Below is a block of records: output all of them exactly and leave out the pictures.

[Stored entries]
---
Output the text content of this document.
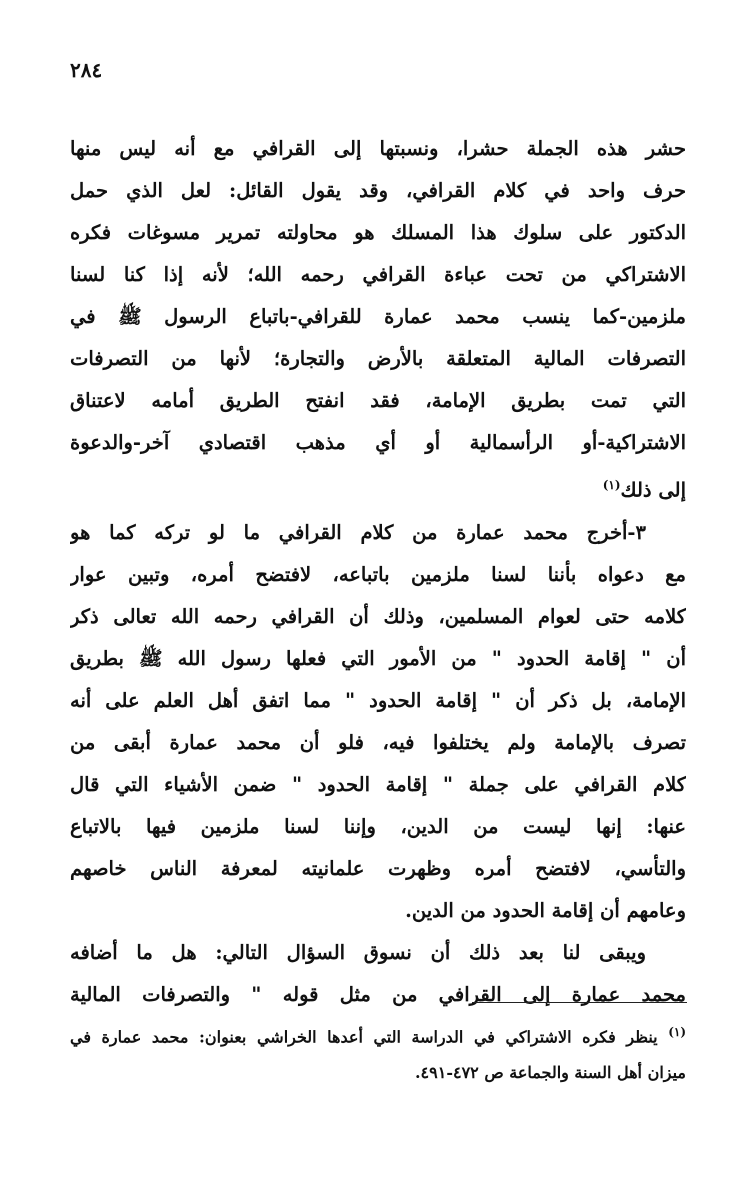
٢٨٤
حشر هذه الجملة حشرا، ونسبتها إلى القرافي مع أنه ليس منها
حرف واحد في كلام القرافي، وقد يقول القائل: لعل الذي حمل
الدكتور على سلوك هذا المسلك هو محاولته تمرير مسوغات فكره
الاشتراكي من تحت عباءة القرافي رحمه الله؛ لأنه إذا كنا لسنا
ملزمين-كما ينسب محمد عمارة للقرافي-باتباع الرسول ﷺ في
التصرفات المالية المتعلقة بالأرض والتجارة؛ لأنها من التصرفات
التي تمت بطريق الإمامة، فقد انفتح الطريق أمامه لاعتناق
الاشتراكية-أو الرأسمالية أو أي مذهب اقتصادي آخر-والدعوة
إلى ذلك$^{(١)}$
٣-أخرج محمد عمارة من كلام القرافي ما لو تركه كما هو
مع دعواه بأننا لسنا ملزمين باتباعه، لافتضح أمره، وتبين عوار
كلامه حتى لعوام المسلمين، وذلك أن القرافي رحمه الله تعالى ذكر
أن " إقامة الحدود " من الأمور التي فعلها رسول الله ﷺ بطريق
الإمامة، بل ذكر أن " إقامة الحدود " مما اتفق أهل العلم على أنه
تصرف بالإمامة ولم يختلفوا فيه، فلو أن محمد عمارة أبقى من
كلام القرافي على جملة " إقامة الحدود " ضمن الأشياء التي قال
عنها: إنها ليست من الدين، وإننا لسنا ملزمين فيها بالاتباع
والتأسي، لافتضح أمره وظهرت علمانيته لمعرفة الناس خاصهم
وعامهم أن إقامة الحدود من الدين.
ويبقى لنا بعد ذلك أن نسوق السؤال التالي: هل ما أضافه
محمد عمارة إلى القرافي من مثل قوله " والتصرفات المالية
$^{(١)}$ ينظر فكره الاشتراكي في الدراسة التي أعدها الخراشي بعنوان: محمد عمارة في
ميزان أهل السنة والجماعة ص ٤٧٢-٤٩١.
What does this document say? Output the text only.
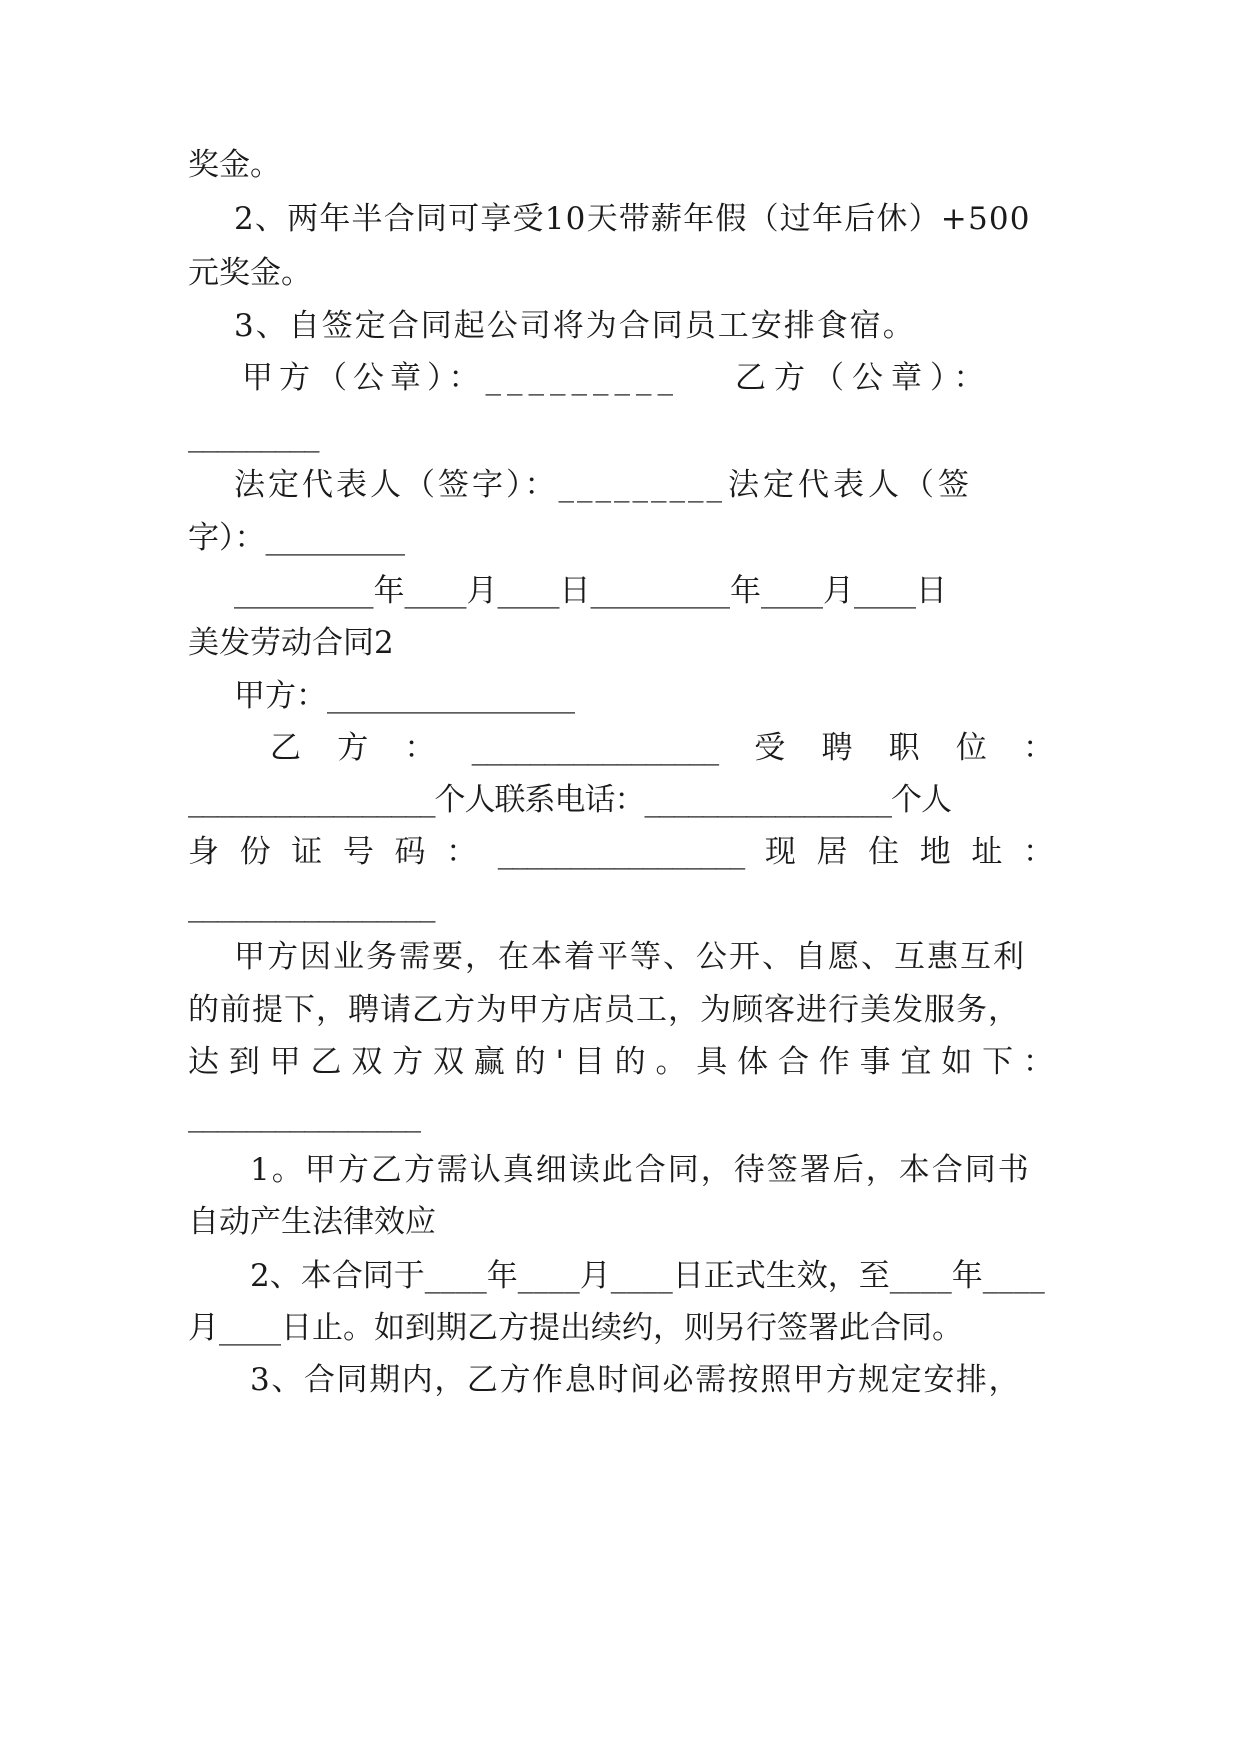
奖金。
2、两年半合同可享受10天带薪年假（过年后休）+500
元奖金。
3、自签定合同起公司将为合同员工安排食宿。
甲方（公章）：_________ 乙方（公章）：
_________
法定代表人（签字）：_________ 法定代表人（签
字）：_________
_________年____月____日_________年____月____日
美发劳动合同2
甲方：________________
乙 方 ： _________________ 受 聘 职 位 ：
_________________个人联系电话：_________________个人
身 份 证 号 码 ： _________________ 现 居 住 地 址 ：
_________________
甲方因业务需要，在本着平等、公开、自愿、互惠互利
的前提下，聘请乙方为甲方店员工，为顾客进行美发服务，
达 到 甲 乙 双 方 双 赢 的 ' 目 的 。 具 体 合 作 事 宜 如 下 ：
________________
1。甲方乙方需认真细读此合同，待签署后，本合同书
自动产生法律效应
2、本合同于____年____月____日正式生效，至____年____
月____日止。如到期乙方提出续约，则另行签署此合同。
3、合同期内，乙方作息时间必需按照甲方规定安排，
---
■ **Response to the exercise**
Output the text content of this document.
٢٨٤
حشر هذه الجملة حشرا، ونسبتها إلى القرافي مع أنه ليس منها
حرف واحد في كلام القرافي، وقد يقول القائل: لعل الذي حمل
الدكتور على سلوك هذا المسلك هو محاولته تمرير مسوغات فكره
الاشتراكي من تحت عباءة القرافي رحمه الله؛ لأنه إذا كنا لسنا
ملزمين-كما ينسب محمد عمارة للقرافي-باتباع الرسول ﷺ في
التصرفات المالية المتعلقة بالأرض والتجارة؛ لأنها من التصرفات
التي تمت بطريق الإمامة، فقد انفتح الطريق أمامه لاعتناق
الاشتراكية-أو الرأسمالية أو أي مذهب اقتصادي آخر-والدعوة
إلى ذلك$^{(١)}$
٣-أخرج محمد عمارة من كلام القرافي ما لو تركه كما هو
مع دعواه بأننا لسنا ملزمين باتباعه، لافتضح أمره، وتبين عوار
كلامه حتى لعوام المسلمين، وذلك أن القرافي رحمه الله تعالى ذكر
أن " إقامة الحدود " من الأمور التي فعلها رسول الله ﷺ بطريق
الإمامة، بل ذكر أن " إقامة الحدود " مما اتفق أهل العلم على أنه
تصرف بالإمامة ولم يختلفوا فيه، فلو أن محمد عمارة أبقى من
كلام القرافي على جملة " إقامة الحدود " ضمن الأشياء التي قال
عنها: إنها ليست من الدين، وإننا لسنا ملزمين فيها بالاتباع
والتأسي، لافتضح أمره وظهرت علمانيته لمعرفة الناس خاصهم
وعامهم أن إقامة الحدود من الدين.
ويبقى لنا بعد ذلك أن نسوق السؤال التالي: هل ما أضافه
محمد عمارة إلى القرافي من مثل قوله " والتصرفات المالية
$^{(١)}$ ينظر فكره الاشتراكي في الدراسة التي أعدها الخراشي بعنوان: محمد عمارة في
ميزان أهل السنة والجماعة ص ٤٧٢-٤٩١.
What does this document say? Output the text only.
奖金。
2、两年半合同可享受10天带薪年假（过年后休）+500
元奖金。
3、自签定合同起公司将为合同员工安排食宿。
甲方（公章）：_________ 乙方（公章）：
_________
法定代表人（签字）：_________ 法定代表人（签
字）：_________
_________年____月____日_________年____月____日
美发劳动合同2
甲方：________________
乙 方 ： _________________ 受 聘 职 位 ：
_________________个人联系电话：_________________个人
身 份 证 号 码 ： _________________ 现 居 住 地 址 ：
_________________
甲方因业务需要，在本着平等、公开、自愿、互惠互利
的前提下，聘请乙方为甲方店员工，为顾客进行美发服务，
达 到 甲 乙 双 方 双 赢 的 ' 目 的 。 具 体 合 作 事 宜 如 下 ：
________________
1。甲方乙方需认真细读此合同，待签署后，本合同书
自动产生法律效应
2、本合同于____年____月____日正式生效，至____年____
月____日止。如到期乙方提出续约，则另行签署此合同。
3、合同期内，乙方作息时间必需按照甲方规定安排，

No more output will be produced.